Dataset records
———

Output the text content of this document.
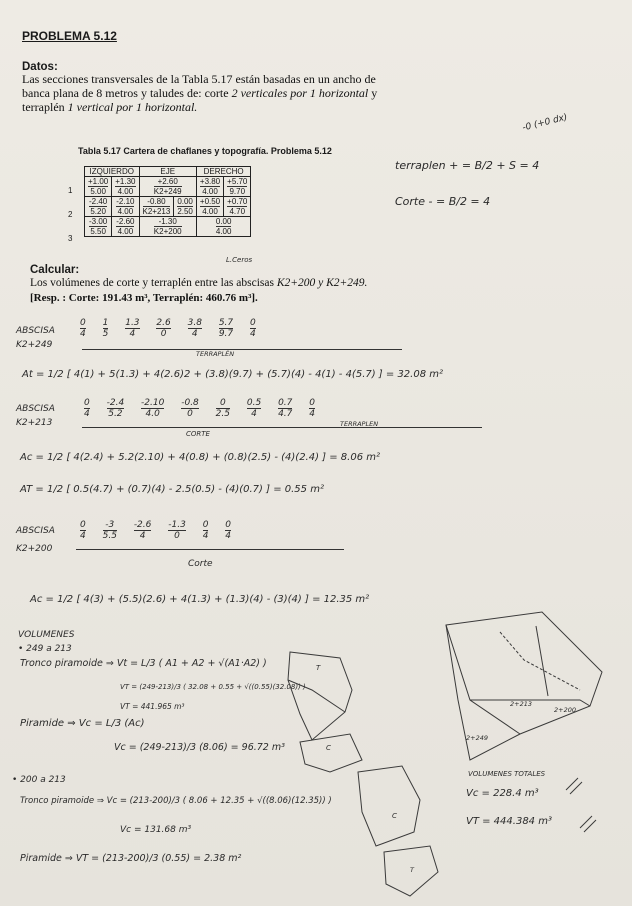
PROBLEMA 5.12
Datos:
Las secciones transversales de la Tabla 5.17 están basadas en un ancho de banca plana de 8 metros y taludes de: corte 2 verticales por 1 horizontal y terraplén 1 vertical por 1 horizontal.
Tabla 5.17 Cartera de chaflanes y topografía. Problema 5.12
IZQUIERDO		EJE		DERECHO	

$\frac{+1.00}{5.00}$	$\frac{+1.30}{4.00}$	$\frac{+2.60}{K2+249}$		$\frac{+3.80}{4.00}$	$\frac{+5.70}{9.70}$

$\frac{-2.40}{5.20}$	$\frac{-2.10}{4.00}$	$\frac{-0.80}{K2+213}$	$\frac{0.00}{2.50}$	$\frac{+0.50}{4.00}$	$\frac{+0.70}{4.70}$

$\frac{-3.00}{5.50}$	$\frac{-2.60}{4.00}$	$\frac{-1.30}{K2+200}$		$\frac{0.00}{4.00}$
1
2
3
L.Ceros
-0 (+0 dx)
terraplen + = B/2 + S = 4
Corte - = B/2 = 4
Calcular:
Los volúmenes de corte y terraplén entre las abscisas K2+200 y K2+249.
[Resp. : Corte: 191.43 m³, Terraplén: 460.76 m³].
ABSCISA
K2+249
$\frac{0}{4}$
$\frac{1}{5}$
$\frac{1.3}{4}$
$\frac{2.6}{0}$
$\frac{3.8}{4}$
$\frac{5.7}{9.7}$
$\frac{0}{4}$
TERRAPLÉN
At = 1/2 [ 4(1) + 5(1.3) + 4(2.6)2 + (3.8)(9.7) + (5.7)(4) - 4(1) - 4(5.7) ] = 32.08 m²
ABSCISA
K2+213
$\frac{0}{4}$
$\frac{-2.4}{5.2}$
$\frac{-2.10}{4.0}$
$\frac{-0.8}{0}$
$\frac{0}{2.5}$
$\frac{0.5}{4}$
$\frac{0.7}{4.7}$
$\frac{0}{4}$
CORTE
TERRAPLEN
Ac = 1/2 [ 4(2.4) + 5.2(2.10) + 4(0.8) + (0.8)(2.5) - (4)(2.4) ] = 8.06 m²
AT = 1/2 [ 0.5(4.7) + (0.7)(4) - 2.5(0.5) - (4)(0.7) ] = 0.55 m²
ABSCISA
K2+200
$\frac{0}{4}$
$\frac{-3}{5.5}$
$\frac{-2.6}{4}$
$\frac{-1.3}{0}$
$\frac{0}{4}$
$\frac{0}{4}$
Corte
Ac = 1/2 [ 4(3) + (5.5)(2.6) + 4(1.3) + (1.3)(4) - (3)(4) ] = 12.35 m²
VOLUMENES
• 249 a 213
Tronco piramoide ⇒ Vt = L/3 ( A1 + A2 + √(A1·A2) )
VT = (249-213)/3 ( 32.08 + 0.55 + √((0.55)(32.08)) )
VT = 441.965 m³
Piramide ⇒ Vc = L/3 (Ac)
Vc = (249-213)/3 (8.06) = 96.72 m³
• 200 a 213
Tronco piramoide ⇒ Vc = (213-200)/3 ( 8.06 + 12.35 + √((8.06)(12.35)) )
Vc = 131.68 m³
Piramide ⇒ VT = (213-200)/3 (0.55) = 2.38 m²
T
C
2+249
2+213
2+200
C
T
VOLUMENES TOTALES
Vc = 228.4 m³
VT = 444.384 m³
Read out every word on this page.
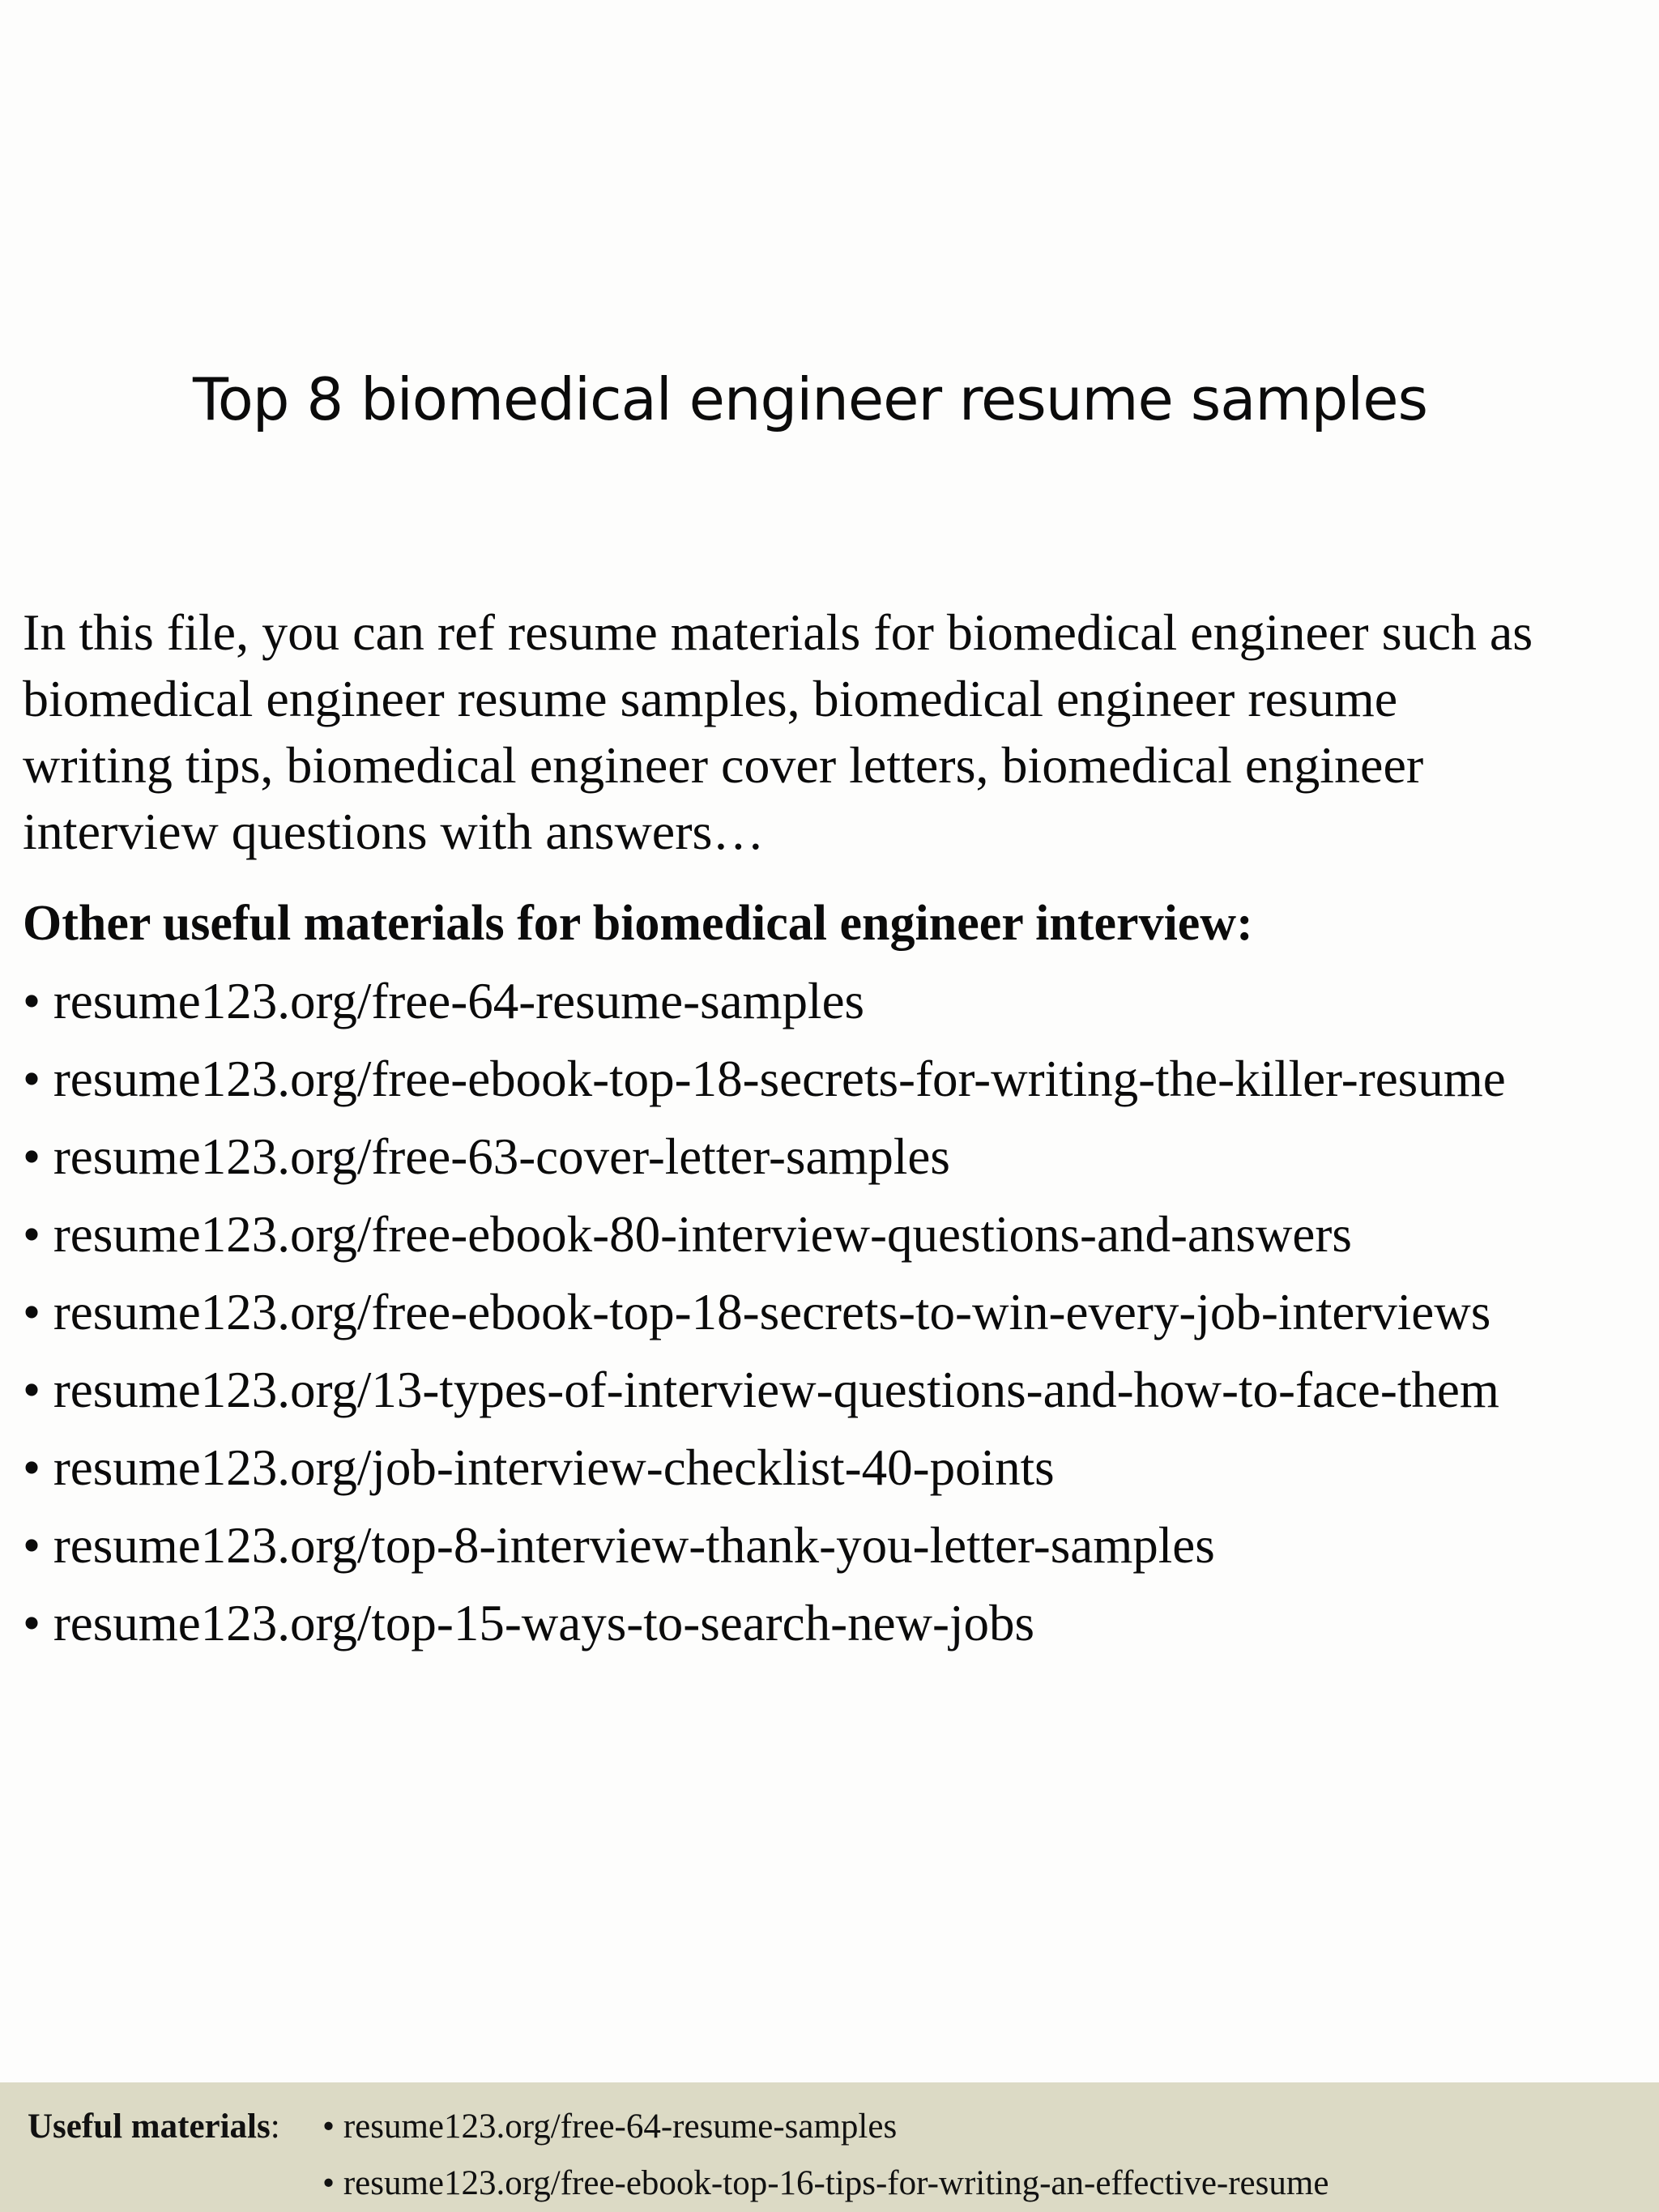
Top 8 biomedical engineer resume samples

In this file, you can ref resume materials for biomedical engineer such as
biomedical engineer resume samples, biomedical engineer resume
writing tips, biomedical engineer cover letters, biomedical engineer
interview questions with answers…

Other useful materials for biomedical engineer interview:
• resume123.org/free-64-resume-samples
• resume123.org/free-ebook-top-18-secrets-for-writing-the-killer-resume
• resume123.org/free-63-cover-letter-samples
• resume123.org/free-ebook-80-interview-questions-and-answers
• resume123.org/free-ebook-top-18-secrets-to-win-every-job-interviews
• resume123.org/13-types-of-interview-questions-and-how-to-face-them
• resume123.org/job-interview-checklist-40-points
• resume123.org/top-8-interview-thank-you-letter-samples
• resume123.org/top-15-ways-to-search-new-jobs
Useful materials: • resume123.org/free-64-resume-samples
• resume123.org/free-ebook-top-16-tips-for-writing-an-effective-resume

———

**Aim**
Pick every line with "materials" in it and copy it.

**Reply to the exercise**
In this file, you can ref resume materials for biomedical engineer such as
Other useful materials for biomedical engineer interview:
Useful materials: • resume123.org/free-64-resume-samples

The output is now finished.